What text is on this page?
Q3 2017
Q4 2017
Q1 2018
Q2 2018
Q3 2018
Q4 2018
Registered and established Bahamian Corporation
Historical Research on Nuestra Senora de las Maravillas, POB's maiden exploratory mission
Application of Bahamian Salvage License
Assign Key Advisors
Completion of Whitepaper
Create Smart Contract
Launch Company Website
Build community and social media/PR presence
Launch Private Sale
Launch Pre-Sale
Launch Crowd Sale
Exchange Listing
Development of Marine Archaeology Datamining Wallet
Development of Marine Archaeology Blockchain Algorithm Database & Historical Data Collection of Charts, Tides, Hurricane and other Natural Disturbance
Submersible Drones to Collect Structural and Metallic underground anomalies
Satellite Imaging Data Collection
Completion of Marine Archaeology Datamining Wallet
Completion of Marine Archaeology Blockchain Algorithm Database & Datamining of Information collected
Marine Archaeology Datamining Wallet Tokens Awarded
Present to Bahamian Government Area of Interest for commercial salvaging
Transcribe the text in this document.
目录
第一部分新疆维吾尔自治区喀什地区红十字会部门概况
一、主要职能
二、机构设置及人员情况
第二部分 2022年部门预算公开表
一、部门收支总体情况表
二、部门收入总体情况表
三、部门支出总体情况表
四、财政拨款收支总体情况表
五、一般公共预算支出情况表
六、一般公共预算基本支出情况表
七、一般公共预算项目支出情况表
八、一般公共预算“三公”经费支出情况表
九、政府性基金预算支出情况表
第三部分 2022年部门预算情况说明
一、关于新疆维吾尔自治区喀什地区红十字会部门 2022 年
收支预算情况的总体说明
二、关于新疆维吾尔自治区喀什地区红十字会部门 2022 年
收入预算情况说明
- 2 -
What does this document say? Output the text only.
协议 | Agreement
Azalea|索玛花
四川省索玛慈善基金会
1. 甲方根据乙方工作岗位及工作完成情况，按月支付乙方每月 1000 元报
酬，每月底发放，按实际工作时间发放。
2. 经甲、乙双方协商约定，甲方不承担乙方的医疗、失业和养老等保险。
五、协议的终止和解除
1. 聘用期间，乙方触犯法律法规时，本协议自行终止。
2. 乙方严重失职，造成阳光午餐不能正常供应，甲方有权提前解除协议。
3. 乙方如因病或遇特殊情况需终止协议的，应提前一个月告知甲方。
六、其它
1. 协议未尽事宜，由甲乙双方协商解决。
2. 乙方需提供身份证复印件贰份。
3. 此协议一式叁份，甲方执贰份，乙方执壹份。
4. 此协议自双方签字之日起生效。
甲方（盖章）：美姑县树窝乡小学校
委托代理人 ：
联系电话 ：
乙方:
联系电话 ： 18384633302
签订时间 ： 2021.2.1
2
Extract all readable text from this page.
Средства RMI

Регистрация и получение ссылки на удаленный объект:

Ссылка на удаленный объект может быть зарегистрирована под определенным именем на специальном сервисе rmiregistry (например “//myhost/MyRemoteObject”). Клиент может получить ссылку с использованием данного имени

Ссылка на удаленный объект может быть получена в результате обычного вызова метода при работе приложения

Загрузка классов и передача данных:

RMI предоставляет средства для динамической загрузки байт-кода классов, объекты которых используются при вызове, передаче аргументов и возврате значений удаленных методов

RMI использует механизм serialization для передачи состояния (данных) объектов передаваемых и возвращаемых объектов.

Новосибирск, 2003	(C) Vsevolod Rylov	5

**Problem to work on:** Among the records above, find each line holding the string "page" and pull it out.

**Task answer:**
What text is on this page?
Extract all readable text from this page.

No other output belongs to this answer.